■ **What you are asked to do**
Return verbatim the run of lines that opens with the line holding "Give me the" and closes with the last line of the records.
--- BEGIN Data ---
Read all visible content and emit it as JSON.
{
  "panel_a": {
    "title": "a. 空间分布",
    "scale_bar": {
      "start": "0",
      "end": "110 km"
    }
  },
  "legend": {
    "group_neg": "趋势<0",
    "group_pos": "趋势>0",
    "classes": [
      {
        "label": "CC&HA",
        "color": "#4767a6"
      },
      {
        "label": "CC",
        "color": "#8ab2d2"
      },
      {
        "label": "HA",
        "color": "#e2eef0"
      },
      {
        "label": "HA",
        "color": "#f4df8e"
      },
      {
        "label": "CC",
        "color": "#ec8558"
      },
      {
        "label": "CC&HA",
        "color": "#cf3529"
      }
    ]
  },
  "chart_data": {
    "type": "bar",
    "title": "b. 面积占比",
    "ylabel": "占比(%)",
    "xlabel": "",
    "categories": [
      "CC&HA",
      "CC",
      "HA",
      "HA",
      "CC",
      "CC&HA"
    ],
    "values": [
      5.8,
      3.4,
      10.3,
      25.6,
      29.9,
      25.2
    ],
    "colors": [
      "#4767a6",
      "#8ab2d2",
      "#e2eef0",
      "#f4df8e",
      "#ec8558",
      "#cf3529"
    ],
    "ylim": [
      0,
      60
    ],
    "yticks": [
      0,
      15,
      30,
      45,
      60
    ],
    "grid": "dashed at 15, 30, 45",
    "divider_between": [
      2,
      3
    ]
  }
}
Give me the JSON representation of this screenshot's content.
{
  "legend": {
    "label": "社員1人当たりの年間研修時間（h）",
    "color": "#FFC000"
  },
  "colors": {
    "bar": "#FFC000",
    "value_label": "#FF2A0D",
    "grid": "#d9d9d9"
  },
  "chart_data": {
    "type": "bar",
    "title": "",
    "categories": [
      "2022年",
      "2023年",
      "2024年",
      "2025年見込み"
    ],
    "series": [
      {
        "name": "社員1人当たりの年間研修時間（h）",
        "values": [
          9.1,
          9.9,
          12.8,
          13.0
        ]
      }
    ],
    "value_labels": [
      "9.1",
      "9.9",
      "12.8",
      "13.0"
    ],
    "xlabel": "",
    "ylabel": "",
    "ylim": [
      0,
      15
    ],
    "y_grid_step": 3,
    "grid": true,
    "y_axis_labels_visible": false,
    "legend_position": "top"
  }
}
--- END Data ---
■ **Written answer**
Give me the JSON representation of this screenshot's content.
{
  "legend": {
    "label": "社員1人当たりの年間研修時間（h）",
    "color": "#FFC000"
  },
  "colors": {
    "bar": "#FFC000",
    "value_label": "#FF2A0D",
    "grid": "#d9d9d9"
  },
  "chart_data": {
    "type": "bar",
    "title": "",
    "categories": [
      "2022年",
      "2023年",
      "2024年",
      "2025年見込み"
    ],
    "series": [
      {
        "name": "社員1人当たりの年間研修時間（h）",
        "values": [
          9.1,
          9.9,
          12.8,
          13.0
        ]
      }
    ],
    "value_labels": [
      "9.1",
      "9.9",
      "12.8",
      "13.0"
    ],
    "xlabel": "",
    "ylabel": "",
    "ylim": [
      0,
      15
    ],
    "y_grid_step": 3,
    "grid": true,
    "y_axis_labels_visible": false,
    "legend_position": "top"
  }
}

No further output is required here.